# [GIVEN REQUEST]
Give the number of lines in the records below that include "subject". Reply with that number alone.

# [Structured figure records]
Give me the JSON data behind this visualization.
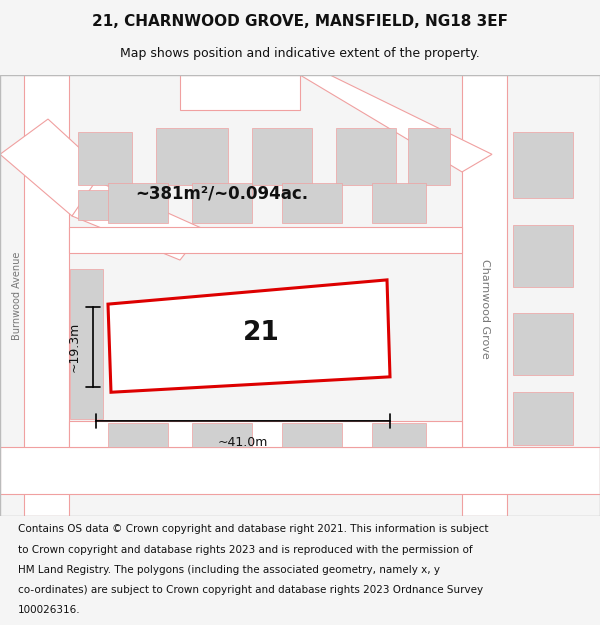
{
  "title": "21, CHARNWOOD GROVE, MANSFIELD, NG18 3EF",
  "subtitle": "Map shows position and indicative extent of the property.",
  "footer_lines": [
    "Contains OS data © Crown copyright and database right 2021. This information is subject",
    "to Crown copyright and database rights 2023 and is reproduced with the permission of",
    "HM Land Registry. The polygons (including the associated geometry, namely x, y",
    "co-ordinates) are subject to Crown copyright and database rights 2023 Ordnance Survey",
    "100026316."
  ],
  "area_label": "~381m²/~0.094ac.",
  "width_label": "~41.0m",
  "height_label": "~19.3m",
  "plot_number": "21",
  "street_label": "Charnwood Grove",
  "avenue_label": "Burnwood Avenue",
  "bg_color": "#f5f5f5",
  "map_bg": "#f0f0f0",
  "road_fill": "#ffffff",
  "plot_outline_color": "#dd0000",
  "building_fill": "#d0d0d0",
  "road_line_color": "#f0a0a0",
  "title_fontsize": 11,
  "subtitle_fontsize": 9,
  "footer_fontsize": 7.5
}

# [FULL OUTPUT]
2